Task to carry out >> Show all lines that include the string "label"; copy each one.

Input for this task >>
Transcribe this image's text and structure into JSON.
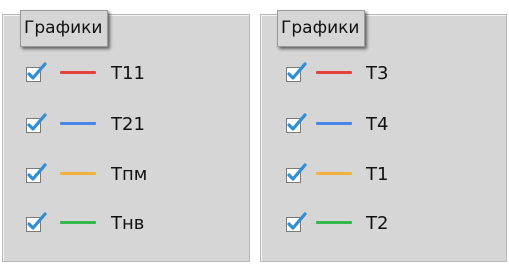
{
  "left_panel": {
    "title": "Графики",
    "items": [
      {
        "label": "T11",
        "color": "#e8423c",
        "checked": true
      },
      {
        "label": "T21",
        "color": "#4a86e8",
        "checked": true
      },
      {
        "label": "Tпм",
        "color": "#f4b03c",
        "checked": true
      },
      {
        "label": "Tнв",
        "color": "#34b94a",
        "checked": true
      }
    ]
  },
  "right_panel": {
    "title": "Графики",
    "items": [
      {
        "label": "T3",
        "color": "#e8423c",
        "checked": true
      },
      {
        "label": "T4",
        "color": "#4a86e8",
        "checked": true
      },
      {
        "label": "T1",
        "color": "#f4b03c",
        "checked": true
      },
      {
        "label": "T2",
        "color": "#34b94a",
        "checked": true
      }
    ]
  }
}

Problem solution >>
        "label": "T11",
        "label": "T21",
        "label": "Tпм",
        "label": "Tнв",
        "label": "T3",
        "label": "T4",
        "label": "T1",
        "label": "T2",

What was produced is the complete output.